SET TASK
Repeat all of the material below exactly as written, images excluded.
>> START MATERIAL PROVIDED
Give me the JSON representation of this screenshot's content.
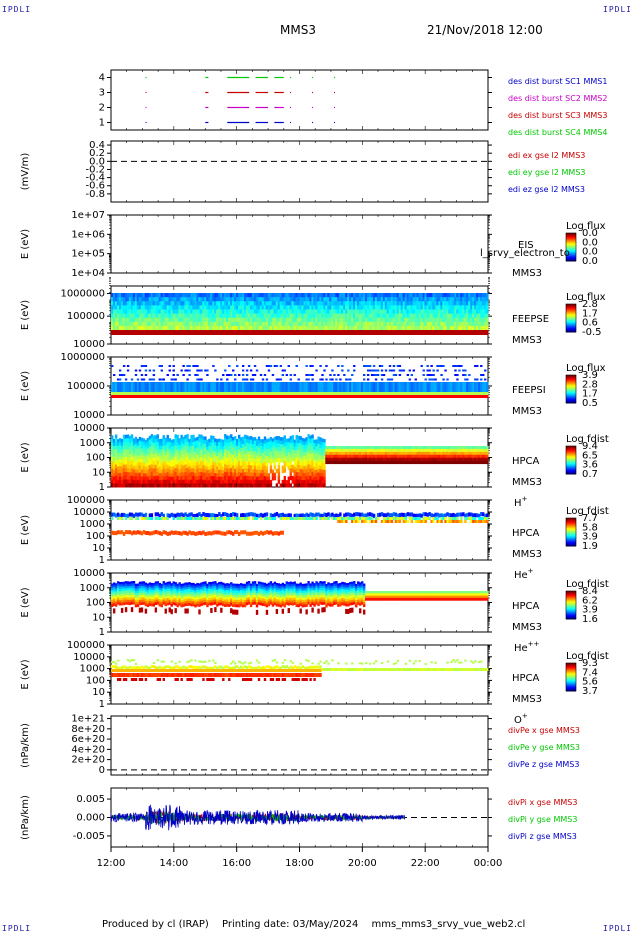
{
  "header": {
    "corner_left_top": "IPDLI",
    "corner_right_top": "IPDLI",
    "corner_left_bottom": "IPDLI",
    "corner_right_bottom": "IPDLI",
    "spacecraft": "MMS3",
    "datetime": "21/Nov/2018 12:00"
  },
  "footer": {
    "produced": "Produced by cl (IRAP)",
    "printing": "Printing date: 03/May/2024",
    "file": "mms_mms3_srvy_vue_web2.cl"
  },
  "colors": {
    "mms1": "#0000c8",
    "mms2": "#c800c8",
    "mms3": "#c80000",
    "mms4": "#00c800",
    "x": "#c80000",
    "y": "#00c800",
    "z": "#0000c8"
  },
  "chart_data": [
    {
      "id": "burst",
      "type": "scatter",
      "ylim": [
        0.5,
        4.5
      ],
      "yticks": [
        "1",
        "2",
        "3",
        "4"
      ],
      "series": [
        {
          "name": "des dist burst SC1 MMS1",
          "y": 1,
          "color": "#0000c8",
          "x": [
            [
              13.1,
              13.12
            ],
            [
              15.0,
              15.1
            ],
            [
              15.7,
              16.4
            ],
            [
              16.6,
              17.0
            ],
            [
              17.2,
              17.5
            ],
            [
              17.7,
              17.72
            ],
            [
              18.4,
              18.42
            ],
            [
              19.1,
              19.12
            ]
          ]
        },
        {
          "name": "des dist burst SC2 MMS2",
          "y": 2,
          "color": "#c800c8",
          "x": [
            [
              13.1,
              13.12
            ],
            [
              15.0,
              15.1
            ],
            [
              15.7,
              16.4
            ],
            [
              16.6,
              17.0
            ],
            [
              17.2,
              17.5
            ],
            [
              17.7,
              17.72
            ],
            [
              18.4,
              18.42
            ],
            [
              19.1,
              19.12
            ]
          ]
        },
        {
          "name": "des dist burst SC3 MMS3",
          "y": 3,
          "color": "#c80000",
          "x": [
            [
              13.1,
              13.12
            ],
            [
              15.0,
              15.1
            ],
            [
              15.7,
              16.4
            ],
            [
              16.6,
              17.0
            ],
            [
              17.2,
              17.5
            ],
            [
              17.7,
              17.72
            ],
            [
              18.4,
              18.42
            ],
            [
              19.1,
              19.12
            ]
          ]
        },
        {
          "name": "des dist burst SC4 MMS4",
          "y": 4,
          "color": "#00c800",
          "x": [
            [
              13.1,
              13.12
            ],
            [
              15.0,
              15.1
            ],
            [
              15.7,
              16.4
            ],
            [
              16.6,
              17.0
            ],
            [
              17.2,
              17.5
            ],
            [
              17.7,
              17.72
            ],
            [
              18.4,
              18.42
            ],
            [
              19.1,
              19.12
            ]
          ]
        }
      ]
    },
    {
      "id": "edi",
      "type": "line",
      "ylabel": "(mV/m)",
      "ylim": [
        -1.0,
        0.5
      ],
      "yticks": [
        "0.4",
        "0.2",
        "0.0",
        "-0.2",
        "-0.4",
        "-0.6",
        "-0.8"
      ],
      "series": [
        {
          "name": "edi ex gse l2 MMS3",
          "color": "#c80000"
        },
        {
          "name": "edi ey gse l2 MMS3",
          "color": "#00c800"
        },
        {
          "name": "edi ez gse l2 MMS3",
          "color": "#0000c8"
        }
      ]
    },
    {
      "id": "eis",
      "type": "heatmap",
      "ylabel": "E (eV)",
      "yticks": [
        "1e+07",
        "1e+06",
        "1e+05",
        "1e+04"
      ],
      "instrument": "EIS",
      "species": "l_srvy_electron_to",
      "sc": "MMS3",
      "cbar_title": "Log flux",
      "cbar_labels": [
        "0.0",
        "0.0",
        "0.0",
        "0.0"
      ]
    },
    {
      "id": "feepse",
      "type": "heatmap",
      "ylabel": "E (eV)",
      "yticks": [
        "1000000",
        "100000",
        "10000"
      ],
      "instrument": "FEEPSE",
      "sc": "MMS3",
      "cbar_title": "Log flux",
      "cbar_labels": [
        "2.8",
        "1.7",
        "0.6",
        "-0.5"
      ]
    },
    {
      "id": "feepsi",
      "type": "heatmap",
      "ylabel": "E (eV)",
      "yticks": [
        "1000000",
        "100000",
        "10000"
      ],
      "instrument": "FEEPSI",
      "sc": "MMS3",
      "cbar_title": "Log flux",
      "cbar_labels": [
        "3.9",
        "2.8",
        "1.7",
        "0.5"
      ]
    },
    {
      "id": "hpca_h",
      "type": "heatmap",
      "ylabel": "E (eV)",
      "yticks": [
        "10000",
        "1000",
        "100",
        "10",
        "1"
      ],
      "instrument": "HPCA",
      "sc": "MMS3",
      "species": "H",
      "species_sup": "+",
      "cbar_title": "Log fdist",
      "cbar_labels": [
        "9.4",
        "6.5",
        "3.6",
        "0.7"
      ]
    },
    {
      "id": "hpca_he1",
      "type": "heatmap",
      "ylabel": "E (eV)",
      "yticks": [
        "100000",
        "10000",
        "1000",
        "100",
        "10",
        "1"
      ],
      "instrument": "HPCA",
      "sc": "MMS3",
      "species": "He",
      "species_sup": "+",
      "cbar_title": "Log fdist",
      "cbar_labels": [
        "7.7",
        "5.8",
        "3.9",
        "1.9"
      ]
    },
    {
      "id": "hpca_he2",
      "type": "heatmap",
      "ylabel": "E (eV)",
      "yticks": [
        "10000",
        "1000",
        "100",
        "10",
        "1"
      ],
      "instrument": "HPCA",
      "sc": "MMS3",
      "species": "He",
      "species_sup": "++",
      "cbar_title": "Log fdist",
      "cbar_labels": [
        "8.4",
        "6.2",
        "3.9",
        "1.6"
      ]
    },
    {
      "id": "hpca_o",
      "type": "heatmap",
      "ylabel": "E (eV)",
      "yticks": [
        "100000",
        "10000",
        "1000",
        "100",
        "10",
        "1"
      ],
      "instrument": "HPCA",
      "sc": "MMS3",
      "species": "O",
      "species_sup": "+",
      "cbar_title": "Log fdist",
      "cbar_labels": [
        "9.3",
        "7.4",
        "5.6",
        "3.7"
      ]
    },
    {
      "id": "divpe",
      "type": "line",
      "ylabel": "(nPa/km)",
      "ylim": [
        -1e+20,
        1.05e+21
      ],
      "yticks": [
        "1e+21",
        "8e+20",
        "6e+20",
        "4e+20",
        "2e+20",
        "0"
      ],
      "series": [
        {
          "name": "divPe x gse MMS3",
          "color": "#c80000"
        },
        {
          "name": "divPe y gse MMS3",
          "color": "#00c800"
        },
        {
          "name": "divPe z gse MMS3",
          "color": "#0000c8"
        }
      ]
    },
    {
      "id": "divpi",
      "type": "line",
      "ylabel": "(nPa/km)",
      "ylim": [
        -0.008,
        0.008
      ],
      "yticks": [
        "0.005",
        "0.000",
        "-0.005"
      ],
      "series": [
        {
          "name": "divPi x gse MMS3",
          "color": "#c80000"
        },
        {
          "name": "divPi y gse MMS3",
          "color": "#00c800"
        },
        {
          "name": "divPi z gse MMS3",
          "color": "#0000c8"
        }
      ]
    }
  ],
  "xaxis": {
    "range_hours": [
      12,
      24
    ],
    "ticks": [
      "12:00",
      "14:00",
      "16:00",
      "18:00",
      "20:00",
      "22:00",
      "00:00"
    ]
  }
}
>> END MATERIAL PROVIDED
RESPONSE TO THE EXERCISE
Give me the JSON representation of this screenshot's content.
{
  "header": {
    "corner_left_top": "IPDLI",
    "corner_right_top": "IPDLI",
    "corner_left_bottom": "IPDLI",
    "corner_right_bottom": "IPDLI",
    "spacecraft": "MMS3",
    "datetime": "21/Nov/2018 12:00"
  },
  "footer": {
    "produced": "Produced by cl (IRAP)",
    "printing": "Printing date: 03/May/2024",
    "file": "mms_mms3_srvy_vue_web2.cl"
  },
  "colors": {
    "mms1": "#0000c8",
    "mms2": "#c800c8",
    "mms3": "#c80000",
    "mms4": "#00c800",
    "x": "#c80000",
    "y": "#00c800",
    "z": "#0000c8"
  },
  "chart_data": [
    {
      "id": "burst",
      "type": "scatter",
      "ylim": [
        0.5,
        4.5
      ],
      "yticks": [
        "1",
        "2",
        "3",
        "4"
      ],
      "series": [
        {
          "name": "des dist burst SC1 MMS1",
          "y": 1,
          "color": "#0000c8",
          "x": [
            [
              13.1,
              13.12
            ],
            [
              15.0,
              15.1
            ],
            [
              15.7,
              16.4
            ],
            [
              16.6,
              17.0
            ],
            [
              17.2,
              17.5
            ],
            [
              17.7,
              17.72
            ],
            [
              18.4,
              18.42
            ],
            [
              19.1,
              19.12
            ]
          ]
        },
        {
          "name": "des dist burst SC2 MMS2",
          "y": 2,
          "color": "#c800c8",
          "x": [
            [
              13.1,
              13.12
            ],
            [
              15.0,
              15.1
            ],
            [
              15.7,
              16.4
            ],
            [
              16.6,
              17.0
            ],
            [
              17.2,
              17.5
            ],
            [
              17.7,
              17.72
            ],
            [
              18.4,
              18.42
            ],
            [
              19.1,
              19.12
            ]
          ]
        },
        {
          "name": "des dist burst SC3 MMS3",
          "y": 3,
          "color": "#c80000",
          "x": [
            [
              13.1,
              13.12
            ],
            [
              15.0,
              15.1
            ],
            [
              15.7,
              16.4
            ],
            [
              16.6,
              17.0
            ],
            [
              17.2,
              17.5
            ],
            [
              17.7,
              17.72
            ],
            [
              18.4,
              18.42
            ],
            [
              19.1,
              19.12
            ]
          ]
        },
        {
          "name": "des dist burst SC4 MMS4",
          "y": 4,
          "color": "#00c800",
          "x": [
            [
              13.1,
              13.12
            ],
            [
              15.0,
              15.1
            ],
            [
              15.7,
              16.4
            ],
            [
              16.6,
              17.0
            ],
            [
              17.2,
              17.5
            ],
            [
              17.7,
              17.72
            ],
            [
              18.4,
              18.42
            ],
            [
              19.1,
              19.12
            ]
          ]
        }
      ]
    },
    {
      "id": "edi",
      "type": "line",
      "ylabel": "(mV/m)",
      "ylim": [
        -1.0,
        0.5
      ],
      "yticks": [
        "0.4",
        "0.2",
        "0.0",
        "-0.2",
        "-0.4",
        "-0.6",
        "-0.8"
      ],
      "series": [
        {
          "name": "edi ex gse l2 MMS3",
          "color": "#c80000"
        },
        {
          "name": "edi ey gse l2 MMS3",
          "color": "#00c800"
        },
        {
          "name": "edi ez gse l2 MMS3",
          "color": "#0000c8"
        }
      ]
    },
    {
      "id": "eis",
      "type": "heatmap",
      "ylabel": "E (eV)",
      "yticks": [
        "1e+07",
        "1e+06",
        "1e+05",
        "1e+04"
      ],
      "instrument": "EIS",
      "species": "l_srvy_electron_to",
      "sc": "MMS3",
      "cbar_title": "Log flux",
      "cbar_labels": [
        "0.0",
        "0.0",
        "0.0",
        "0.0"
      ]
    },
    {
      "id": "feepse",
      "type": "heatmap",
      "ylabel": "E (eV)",
      "yticks": [
        "1000000",
        "100000",
        "10000"
      ],
      "instrument": "FEEPSE",
      "sc": "MMS3",
      "cbar_title": "Log flux",
      "cbar_labels": [
        "2.8",
        "1.7",
        "0.6",
        "-0.5"
      ]
    },
    {
      "id": "feepsi",
      "type": "heatmap",
      "ylabel": "E (eV)",
      "yticks": [
        "1000000",
        "100000",
        "10000"
      ],
      "instrument": "FEEPSI",
      "sc": "MMS3",
      "cbar_title": "Log flux",
      "cbar_labels": [
        "3.9",
        "2.8",
        "1.7",
        "0.5"
      ]
    },
    {
      "id": "hpca_h",
      "type": "heatmap",
      "ylabel": "E (eV)",
      "yticks": [
        "10000",
        "1000",
        "100",
        "10",
        "1"
      ],
      "instrument": "HPCA",
      "sc": "MMS3",
      "species": "H",
      "species_sup": "+",
      "cbar_title": "Log fdist",
      "cbar_labels": [
        "9.4",
        "6.5",
        "3.6",
        "0.7"
      ]
    },
    {
      "id": "hpca_he1",
      "type": "heatmap",
      "ylabel": "E (eV)",
      "yticks": [
        "100000",
        "10000",
        "1000",
        "100",
        "10",
        "1"
      ],
      "instrument": "HPCA",
      "sc": "MMS3",
      "species": "He",
      "species_sup": "+",
      "cbar_title": "Log fdist",
      "cbar_labels": [
        "7.7",
        "5.8",
        "3.9",
        "1.9"
      ]
    },
    {
      "id": "hpca_he2",
      "type": "heatmap",
      "ylabel": "E (eV)",
      "yticks": [
        "10000",
        "1000",
        "100",
        "10",
        "1"
      ],
      "instrument": "HPCA",
      "sc": "MMS3",
      "species": "He",
      "species_sup": "++",
      "cbar_title": "Log fdist",
      "cbar_labels": [
        "8.4",
        "6.2",
        "3.9",
        "1.6"
      ]
    },
    {
      "id": "hpca_o",
      "type": "heatmap",
      "ylabel": "E (eV)",
      "yticks": [
        "100000",
        "10000",
        "1000",
        "100",
        "10",
        "1"
      ],
      "instrument": "HPCA",
      "sc": "MMS3",
      "species": "O",
      "species_sup": "+",
      "cbar_title": "Log fdist",
      "cbar_labels": [
        "9.3",
        "7.4",
        "5.6",
        "3.7"
      ]
    },
    {
      "id": "divpe",
      "type": "line",
      "ylabel": "(nPa/km)",
      "ylim": [
        -1e+20,
        1.05e+21
      ],
      "yticks": [
        "1e+21",
        "8e+20",
        "6e+20",
        "4e+20",
        "2e+20",
        "0"
      ],
      "series": [
        {
          "name": "divPe x gse MMS3",
          "color": "#c80000"
        },
        {
          "name": "divPe y gse MMS3",
          "color": "#00c800"
        },
        {
          "name": "divPe z gse MMS3",
          "color": "#0000c8"
        }
      ]
    },
    {
      "id": "divpi",
      "type": "line",
      "ylabel": "(nPa/km)",
      "ylim": [
        -0.008,
        0.008
      ],
      "yticks": [
        "0.005",
        "0.000",
        "-0.005"
      ],
      "series": [
        {
          "name": "divPi x gse MMS3",
          "color": "#c80000"
        },
        {
          "name": "divPi y gse MMS3",
          "color": "#00c800"
        },
        {
          "name": "divPi z gse MMS3",
          "color": "#0000c8"
        }
      ]
    }
  ],
  "xaxis": {
    "range_hours": [
      12,
      24
    ],
    "ticks": [
      "12:00",
      "14:00",
      "16:00",
      "18:00",
      "20:00",
      "22:00",
      "00:00"
    ]
  }
}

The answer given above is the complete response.